━━━━━ Data supplied

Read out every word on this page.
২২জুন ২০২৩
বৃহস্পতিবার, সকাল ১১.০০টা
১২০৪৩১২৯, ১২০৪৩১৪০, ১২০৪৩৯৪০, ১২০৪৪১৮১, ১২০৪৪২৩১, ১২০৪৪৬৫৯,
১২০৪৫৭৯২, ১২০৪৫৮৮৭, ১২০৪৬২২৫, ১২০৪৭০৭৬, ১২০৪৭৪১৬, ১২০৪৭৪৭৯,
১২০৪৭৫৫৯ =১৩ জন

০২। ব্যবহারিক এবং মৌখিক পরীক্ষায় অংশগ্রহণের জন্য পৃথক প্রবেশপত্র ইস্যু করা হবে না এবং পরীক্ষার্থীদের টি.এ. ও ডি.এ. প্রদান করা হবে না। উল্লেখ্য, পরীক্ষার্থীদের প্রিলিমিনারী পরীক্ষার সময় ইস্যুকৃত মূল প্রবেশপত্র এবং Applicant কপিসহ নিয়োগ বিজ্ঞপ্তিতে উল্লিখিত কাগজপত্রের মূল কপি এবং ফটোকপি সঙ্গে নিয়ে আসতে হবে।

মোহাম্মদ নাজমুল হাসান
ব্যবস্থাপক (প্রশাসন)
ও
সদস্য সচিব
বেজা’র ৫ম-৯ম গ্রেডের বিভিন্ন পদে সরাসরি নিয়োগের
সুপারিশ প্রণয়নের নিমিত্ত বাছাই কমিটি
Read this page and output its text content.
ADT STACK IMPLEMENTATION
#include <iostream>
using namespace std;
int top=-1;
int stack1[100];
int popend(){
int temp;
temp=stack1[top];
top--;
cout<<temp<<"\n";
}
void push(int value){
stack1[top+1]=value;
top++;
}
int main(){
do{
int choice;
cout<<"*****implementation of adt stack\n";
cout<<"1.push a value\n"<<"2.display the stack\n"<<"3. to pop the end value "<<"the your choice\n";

━━━━━━━━━━

What is asked →
Extract the data in full. Keep it word for word.

Result for this task →
Read out every word on this page.
২২জুন ২০২৩
বৃহস্পতিবার, সকাল ১১.০০টা
১২০৪৩১২৯, ১২০৪৩১৪০, ১২০৪৩৯৪০, ১২০৪৪১৮১, ১২০৪৪২৩১, ১২০৪৪৬৫৯,
১২০৪৫৭৯২, ১২০৪৫৮৮৭, ১২০৪৬২২৫, ১২০৪৭০৭৬, ১২০৪৭৪১৬, ১২০৪৭৪৭৯,
১২০৪৭৫৫৯ =১৩ জন

০২। ব্যবহারিক এবং মৌখিক পরীক্ষায় অংশগ্রহণের জন্য পৃথক প্রবেশপত্র ইস্যু করা হবে না এবং পরীক্ষার্থীদের টি.এ. ও ডি.এ. প্রদান করা হবে না। উল্লেখ্য, পরীক্ষার্থীদের প্রিলিমিনারী পরীক্ষার সময় ইস্যুকৃত মূল প্রবেশপত্র এবং Applicant কপিসহ নিয়োগ বিজ্ঞপ্তিতে উল্লিখিত কাগজপত্রের মূল কপি এবং ফটোকপি সঙ্গে নিয়ে আসতে হবে।

মোহাম্মদ নাজমুল হাসান
ব্যবস্থাপক (প্রশাসন)
ও
সদস্য সচিব
বেজা’র ৫ম-৯ম গ্রেডের বিভিন্ন পদে সরাসরি নিয়োগের
সুপারিশ প্রণয়নের নিমিত্ত বাছাই কমিটি
Read this page and output its text content.
ADT STACK IMPLEMENTATION
#include <iostream>
using namespace std;
int top=-1;
int stack1[100];
int popend(){
int temp;
temp=stack1[top];
top--;
cout<<temp<<"\n";
}
void push(int value){
stack1[top+1]=value;
top++;
}
int main(){
do{
int choice;
cout<<"*****implementation of adt stack\n";
cout<<"1.push a value\n"<<"2.display the stack\n"<<"3. to pop the end value "<<"the your choice\n";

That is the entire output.